Problem requirements: Tally each line where the word "Home" occurs, then give only the total.

Record excerpts:

"""

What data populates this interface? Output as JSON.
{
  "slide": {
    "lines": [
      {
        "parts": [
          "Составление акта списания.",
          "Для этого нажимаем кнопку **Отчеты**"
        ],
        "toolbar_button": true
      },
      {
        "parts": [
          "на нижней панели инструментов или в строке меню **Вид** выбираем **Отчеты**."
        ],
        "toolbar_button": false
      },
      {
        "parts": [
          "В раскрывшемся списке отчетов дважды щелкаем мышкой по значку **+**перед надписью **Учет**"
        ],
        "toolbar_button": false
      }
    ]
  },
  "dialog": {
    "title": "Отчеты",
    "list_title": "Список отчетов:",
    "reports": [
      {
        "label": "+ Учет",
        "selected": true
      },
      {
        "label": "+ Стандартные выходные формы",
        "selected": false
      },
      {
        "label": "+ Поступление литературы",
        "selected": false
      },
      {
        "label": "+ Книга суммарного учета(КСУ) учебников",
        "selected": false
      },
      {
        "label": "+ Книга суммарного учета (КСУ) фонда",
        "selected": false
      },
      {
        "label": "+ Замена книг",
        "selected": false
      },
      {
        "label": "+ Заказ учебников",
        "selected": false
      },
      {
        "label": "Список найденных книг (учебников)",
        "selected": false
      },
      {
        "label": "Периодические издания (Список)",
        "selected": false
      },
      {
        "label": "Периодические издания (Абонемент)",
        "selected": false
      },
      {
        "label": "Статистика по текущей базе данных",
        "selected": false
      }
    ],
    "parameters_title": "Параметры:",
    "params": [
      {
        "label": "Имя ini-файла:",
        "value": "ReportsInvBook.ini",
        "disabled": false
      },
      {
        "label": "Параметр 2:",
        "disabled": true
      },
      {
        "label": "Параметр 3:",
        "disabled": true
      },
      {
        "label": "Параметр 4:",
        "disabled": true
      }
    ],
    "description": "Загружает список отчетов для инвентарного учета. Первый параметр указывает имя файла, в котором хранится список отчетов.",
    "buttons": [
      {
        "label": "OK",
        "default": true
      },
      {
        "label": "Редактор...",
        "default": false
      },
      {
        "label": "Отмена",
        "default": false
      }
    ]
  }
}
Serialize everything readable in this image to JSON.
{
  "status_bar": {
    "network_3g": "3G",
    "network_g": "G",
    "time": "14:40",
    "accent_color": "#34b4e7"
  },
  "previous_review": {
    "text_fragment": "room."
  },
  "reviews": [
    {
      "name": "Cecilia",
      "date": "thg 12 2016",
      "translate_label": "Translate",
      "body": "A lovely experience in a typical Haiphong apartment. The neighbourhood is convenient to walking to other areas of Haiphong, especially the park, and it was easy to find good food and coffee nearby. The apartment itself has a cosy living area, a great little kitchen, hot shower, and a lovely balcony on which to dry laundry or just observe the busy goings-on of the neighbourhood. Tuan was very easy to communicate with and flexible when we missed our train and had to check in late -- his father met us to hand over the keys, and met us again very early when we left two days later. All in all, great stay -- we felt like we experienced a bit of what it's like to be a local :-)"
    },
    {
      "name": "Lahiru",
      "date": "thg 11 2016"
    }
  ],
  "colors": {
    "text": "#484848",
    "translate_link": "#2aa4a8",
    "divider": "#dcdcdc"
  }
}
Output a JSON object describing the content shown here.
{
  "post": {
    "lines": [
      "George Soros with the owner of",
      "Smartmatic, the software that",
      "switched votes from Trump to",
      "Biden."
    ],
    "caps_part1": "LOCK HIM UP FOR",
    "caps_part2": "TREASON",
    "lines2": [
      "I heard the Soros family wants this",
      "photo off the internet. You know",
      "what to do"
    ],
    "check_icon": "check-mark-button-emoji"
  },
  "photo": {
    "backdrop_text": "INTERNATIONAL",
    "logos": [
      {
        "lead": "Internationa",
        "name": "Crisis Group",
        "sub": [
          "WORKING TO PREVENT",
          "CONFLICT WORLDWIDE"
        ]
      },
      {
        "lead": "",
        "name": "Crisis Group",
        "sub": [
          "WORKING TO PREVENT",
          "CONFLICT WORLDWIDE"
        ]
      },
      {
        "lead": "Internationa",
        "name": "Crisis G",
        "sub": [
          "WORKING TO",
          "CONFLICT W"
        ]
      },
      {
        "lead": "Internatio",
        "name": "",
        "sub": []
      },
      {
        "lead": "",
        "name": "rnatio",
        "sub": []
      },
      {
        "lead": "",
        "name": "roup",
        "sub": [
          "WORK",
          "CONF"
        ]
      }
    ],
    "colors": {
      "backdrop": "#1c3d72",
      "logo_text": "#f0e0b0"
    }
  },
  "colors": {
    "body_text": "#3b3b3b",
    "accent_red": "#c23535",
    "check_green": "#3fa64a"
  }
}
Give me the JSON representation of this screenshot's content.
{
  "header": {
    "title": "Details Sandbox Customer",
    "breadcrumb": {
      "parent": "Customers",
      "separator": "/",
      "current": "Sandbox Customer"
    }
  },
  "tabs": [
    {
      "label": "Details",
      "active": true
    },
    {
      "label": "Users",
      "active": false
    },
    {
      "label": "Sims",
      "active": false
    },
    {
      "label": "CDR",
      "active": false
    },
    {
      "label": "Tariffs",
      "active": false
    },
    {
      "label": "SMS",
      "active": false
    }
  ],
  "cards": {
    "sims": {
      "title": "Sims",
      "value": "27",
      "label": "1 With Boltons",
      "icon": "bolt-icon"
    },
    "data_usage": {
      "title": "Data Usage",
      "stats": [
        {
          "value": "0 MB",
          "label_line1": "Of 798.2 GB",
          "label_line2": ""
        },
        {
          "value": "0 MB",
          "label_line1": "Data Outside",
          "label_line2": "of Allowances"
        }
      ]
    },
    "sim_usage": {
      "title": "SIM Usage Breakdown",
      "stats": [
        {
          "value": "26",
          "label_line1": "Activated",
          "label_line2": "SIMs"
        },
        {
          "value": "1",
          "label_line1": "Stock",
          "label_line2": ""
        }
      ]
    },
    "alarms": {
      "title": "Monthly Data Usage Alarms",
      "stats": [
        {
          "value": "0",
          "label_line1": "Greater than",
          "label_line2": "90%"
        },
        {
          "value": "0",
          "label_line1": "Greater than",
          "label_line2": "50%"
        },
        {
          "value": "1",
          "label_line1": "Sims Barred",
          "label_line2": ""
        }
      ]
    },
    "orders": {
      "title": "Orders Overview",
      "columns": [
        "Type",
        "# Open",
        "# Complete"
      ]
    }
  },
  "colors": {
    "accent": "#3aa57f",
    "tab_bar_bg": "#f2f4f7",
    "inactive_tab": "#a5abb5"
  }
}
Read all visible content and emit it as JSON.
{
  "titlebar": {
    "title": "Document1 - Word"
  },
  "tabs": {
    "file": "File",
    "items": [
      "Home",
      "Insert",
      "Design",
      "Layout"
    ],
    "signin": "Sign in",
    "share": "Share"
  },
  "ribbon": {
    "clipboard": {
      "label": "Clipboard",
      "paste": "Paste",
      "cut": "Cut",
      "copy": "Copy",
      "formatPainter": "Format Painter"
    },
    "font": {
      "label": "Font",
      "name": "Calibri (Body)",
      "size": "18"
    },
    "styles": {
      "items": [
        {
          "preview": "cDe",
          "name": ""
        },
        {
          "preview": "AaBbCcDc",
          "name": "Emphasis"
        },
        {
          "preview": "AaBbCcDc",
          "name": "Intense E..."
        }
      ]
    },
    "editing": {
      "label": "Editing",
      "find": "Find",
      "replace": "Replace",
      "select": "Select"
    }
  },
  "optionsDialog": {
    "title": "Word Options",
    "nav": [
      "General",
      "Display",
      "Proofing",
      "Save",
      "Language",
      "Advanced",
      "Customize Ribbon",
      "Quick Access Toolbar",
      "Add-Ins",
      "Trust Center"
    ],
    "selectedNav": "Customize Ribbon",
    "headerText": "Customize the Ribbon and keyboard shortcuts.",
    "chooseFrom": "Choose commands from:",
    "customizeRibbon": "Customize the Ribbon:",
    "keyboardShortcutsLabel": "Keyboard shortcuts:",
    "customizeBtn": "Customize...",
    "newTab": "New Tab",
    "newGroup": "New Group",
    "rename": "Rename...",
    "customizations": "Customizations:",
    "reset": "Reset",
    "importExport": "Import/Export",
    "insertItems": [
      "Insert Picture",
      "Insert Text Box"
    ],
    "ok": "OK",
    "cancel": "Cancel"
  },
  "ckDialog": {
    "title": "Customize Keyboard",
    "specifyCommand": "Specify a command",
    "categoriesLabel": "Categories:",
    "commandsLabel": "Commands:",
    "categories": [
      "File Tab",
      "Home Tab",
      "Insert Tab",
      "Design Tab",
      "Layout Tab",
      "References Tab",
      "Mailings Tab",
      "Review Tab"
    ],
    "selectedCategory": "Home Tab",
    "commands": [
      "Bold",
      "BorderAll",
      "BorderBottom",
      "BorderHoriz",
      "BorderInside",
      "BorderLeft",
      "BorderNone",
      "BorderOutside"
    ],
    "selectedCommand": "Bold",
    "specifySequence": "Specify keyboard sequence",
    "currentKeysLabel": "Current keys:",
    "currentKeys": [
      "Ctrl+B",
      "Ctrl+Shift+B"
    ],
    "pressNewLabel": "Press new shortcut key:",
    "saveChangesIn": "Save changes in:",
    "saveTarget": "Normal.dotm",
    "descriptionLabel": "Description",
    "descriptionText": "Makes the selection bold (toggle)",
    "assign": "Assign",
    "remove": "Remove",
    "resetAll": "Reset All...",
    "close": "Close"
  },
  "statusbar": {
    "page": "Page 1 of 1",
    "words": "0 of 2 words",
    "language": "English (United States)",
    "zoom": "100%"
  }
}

"""

Final result: 3